▸ Input material:
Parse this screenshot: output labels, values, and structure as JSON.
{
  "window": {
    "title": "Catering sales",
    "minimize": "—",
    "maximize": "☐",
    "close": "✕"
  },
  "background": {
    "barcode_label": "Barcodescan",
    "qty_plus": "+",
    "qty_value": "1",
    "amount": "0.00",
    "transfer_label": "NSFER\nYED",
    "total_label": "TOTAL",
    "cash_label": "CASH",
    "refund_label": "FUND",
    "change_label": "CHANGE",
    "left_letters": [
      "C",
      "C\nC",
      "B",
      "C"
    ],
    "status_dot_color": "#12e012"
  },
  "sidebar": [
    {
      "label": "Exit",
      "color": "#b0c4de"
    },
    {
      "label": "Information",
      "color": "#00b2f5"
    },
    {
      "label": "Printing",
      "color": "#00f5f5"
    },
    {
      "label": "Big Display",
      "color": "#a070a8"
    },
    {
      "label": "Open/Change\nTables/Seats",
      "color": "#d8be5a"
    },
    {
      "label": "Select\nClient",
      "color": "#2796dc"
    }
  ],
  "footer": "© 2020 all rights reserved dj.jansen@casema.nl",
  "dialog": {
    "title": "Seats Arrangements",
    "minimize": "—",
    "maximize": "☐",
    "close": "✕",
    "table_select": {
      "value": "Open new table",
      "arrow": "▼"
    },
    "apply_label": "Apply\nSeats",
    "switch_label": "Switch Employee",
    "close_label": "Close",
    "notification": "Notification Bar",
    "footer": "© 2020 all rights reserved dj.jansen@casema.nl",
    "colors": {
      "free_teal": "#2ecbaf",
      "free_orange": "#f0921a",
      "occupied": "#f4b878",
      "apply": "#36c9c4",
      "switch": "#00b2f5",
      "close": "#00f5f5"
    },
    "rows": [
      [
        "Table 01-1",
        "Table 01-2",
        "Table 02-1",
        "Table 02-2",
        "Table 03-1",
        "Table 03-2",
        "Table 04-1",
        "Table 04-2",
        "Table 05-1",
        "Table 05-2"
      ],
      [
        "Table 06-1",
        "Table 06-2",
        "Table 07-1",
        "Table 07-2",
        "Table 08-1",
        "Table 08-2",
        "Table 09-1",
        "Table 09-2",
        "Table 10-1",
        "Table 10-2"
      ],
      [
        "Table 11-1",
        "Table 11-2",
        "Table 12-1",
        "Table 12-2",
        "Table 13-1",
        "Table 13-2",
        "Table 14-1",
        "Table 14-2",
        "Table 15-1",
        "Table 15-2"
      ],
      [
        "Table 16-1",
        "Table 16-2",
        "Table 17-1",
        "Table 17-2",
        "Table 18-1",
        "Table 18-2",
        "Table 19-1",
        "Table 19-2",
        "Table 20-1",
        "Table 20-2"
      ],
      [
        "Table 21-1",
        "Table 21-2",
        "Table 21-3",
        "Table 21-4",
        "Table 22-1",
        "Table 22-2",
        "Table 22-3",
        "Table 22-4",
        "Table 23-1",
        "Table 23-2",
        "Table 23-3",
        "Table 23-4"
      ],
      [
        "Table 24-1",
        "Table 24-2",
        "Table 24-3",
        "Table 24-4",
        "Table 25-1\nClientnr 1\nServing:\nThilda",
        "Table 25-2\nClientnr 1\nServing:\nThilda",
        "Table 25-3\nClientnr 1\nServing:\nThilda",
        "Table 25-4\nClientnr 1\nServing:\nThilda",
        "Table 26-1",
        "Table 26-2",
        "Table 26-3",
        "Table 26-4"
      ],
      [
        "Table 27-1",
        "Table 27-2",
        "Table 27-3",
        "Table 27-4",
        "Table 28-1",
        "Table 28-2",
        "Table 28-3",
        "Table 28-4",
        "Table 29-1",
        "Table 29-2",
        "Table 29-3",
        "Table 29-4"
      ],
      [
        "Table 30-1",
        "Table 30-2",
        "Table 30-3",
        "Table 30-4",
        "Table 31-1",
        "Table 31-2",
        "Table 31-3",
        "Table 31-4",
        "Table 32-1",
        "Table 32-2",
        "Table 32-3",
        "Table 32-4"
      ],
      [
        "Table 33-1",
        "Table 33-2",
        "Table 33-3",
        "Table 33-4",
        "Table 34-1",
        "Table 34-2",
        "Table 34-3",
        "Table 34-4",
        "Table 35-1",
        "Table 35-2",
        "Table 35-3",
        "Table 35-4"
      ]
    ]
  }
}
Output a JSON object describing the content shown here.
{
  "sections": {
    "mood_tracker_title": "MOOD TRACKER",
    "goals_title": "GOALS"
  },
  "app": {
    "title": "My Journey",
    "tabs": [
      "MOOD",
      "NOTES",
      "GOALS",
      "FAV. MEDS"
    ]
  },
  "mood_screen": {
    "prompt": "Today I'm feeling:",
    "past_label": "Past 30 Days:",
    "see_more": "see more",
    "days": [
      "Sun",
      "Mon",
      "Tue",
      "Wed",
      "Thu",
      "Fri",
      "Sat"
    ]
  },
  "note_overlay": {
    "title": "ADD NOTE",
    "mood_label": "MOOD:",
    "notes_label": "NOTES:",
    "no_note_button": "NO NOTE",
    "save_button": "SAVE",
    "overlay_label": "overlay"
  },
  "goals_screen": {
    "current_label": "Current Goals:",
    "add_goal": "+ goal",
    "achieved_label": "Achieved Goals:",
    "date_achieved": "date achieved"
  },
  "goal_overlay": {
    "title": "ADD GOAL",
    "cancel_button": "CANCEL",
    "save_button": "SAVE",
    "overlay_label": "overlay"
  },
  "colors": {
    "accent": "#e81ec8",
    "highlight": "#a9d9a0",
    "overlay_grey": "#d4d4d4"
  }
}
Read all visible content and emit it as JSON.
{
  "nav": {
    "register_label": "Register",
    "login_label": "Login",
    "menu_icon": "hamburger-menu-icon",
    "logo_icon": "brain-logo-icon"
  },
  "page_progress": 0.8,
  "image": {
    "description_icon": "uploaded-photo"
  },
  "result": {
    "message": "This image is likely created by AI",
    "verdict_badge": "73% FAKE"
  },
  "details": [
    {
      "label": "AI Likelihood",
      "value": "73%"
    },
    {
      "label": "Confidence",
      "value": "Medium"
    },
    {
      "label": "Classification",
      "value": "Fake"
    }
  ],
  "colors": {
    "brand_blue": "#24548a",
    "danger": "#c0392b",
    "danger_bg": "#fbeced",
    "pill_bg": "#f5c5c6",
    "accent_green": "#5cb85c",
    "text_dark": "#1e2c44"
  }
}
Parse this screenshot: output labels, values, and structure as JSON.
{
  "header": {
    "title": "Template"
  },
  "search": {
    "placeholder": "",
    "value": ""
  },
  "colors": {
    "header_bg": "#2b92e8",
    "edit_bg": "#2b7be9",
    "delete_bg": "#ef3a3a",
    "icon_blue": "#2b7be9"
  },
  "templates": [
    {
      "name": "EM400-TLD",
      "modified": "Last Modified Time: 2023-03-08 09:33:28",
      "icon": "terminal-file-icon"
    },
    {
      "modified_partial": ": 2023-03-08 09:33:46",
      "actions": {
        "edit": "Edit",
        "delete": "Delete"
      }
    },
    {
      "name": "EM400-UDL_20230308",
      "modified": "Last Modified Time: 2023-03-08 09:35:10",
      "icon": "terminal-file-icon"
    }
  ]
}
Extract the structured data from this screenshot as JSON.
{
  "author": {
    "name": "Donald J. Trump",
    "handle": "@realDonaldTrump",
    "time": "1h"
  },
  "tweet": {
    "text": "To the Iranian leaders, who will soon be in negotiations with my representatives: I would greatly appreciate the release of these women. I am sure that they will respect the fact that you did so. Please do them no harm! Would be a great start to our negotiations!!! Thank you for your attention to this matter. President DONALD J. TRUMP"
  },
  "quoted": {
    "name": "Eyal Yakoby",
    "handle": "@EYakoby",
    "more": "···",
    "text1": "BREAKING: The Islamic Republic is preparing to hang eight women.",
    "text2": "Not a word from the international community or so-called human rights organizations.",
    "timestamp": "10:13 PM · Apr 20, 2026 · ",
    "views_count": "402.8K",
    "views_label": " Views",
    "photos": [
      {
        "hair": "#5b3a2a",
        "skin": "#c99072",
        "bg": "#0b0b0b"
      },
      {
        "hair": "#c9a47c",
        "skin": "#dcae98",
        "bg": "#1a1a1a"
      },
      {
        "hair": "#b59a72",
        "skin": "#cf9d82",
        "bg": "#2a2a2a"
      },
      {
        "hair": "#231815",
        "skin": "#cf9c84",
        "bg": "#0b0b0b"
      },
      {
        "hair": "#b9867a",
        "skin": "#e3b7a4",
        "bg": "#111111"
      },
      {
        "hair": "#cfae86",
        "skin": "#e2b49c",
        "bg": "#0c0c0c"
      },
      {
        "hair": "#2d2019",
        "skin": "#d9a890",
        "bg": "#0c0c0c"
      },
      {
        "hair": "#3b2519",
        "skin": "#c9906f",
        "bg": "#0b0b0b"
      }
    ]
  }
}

▸ Task brief: Take the line that contains "Extract the structured" and each line after it down to the last of the records, and retype them exactly; add nothing else.

▸ Task output:
Extract the structured data from this screenshot as JSON.
{
  "author": {
    "name": "Donald J. Trump",
    "handle": "@realDonaldTrump",
    "time": "1h"
  },
  "tweet": {
    "text": "To the Iranian leaders, who will soon be in negotiations with my representatives: I would greatly appreciate the release of these women. I am sure that they will respect the fact that you did so. Please do them no harm! Would be a great start to our negotiations!!! Thank you for your attention to this matter. President DONALD J. TRUMP"
  },
  "quoted": {
    "name": "Eyal Yakoby",
    "handle": "@EYakoby",
    "more": "···",
    "text1": "BREAKING: The Islamic Republic is preparing to hang eight women.",
    "text2": "Not a word from the international community or so-called human rights organizations.",
    "timestamp": "10:13 PM · Apr 20, 2026 · ",
    "views_count": "402.8K",
    "views_label": " Views",
    "photos": [
      {
        "hair": "#5b3a2a",
        "skin": "#c99072",
        "bg": "#0b0b0b"
      },
      {
        "hair": "#c9a47c",
        "skin": "#dcae98",
        "bg": "#1a1a1a"
      },
      {
        "hair": "#b59a72",
        "skin": "#cf9d82",
        "bg": "#2a2a2a"
      },
      {
        "hair": "#231815",
        "skin": "#cf9c84",
        "bg": "#0b0b0b"
      },
      {
        "hair": "#b9867a",
        "skin": "#e3b7a4",
        "bg": "#111111"
      },
      {
        "hair": "#cfae86",
        "skin": "#e2b49c",
        "bg": "#0c0c0c"
      },
      {
        "hair": "#2d2019",
        "skin": "#d9a890",
        "bg": "#0c0c0c"
      },
      {
        "hair": "#3b2519",
        "skin": "#c9906f",
        "bg": "#0b0b0b"
      }
    ]
  }
}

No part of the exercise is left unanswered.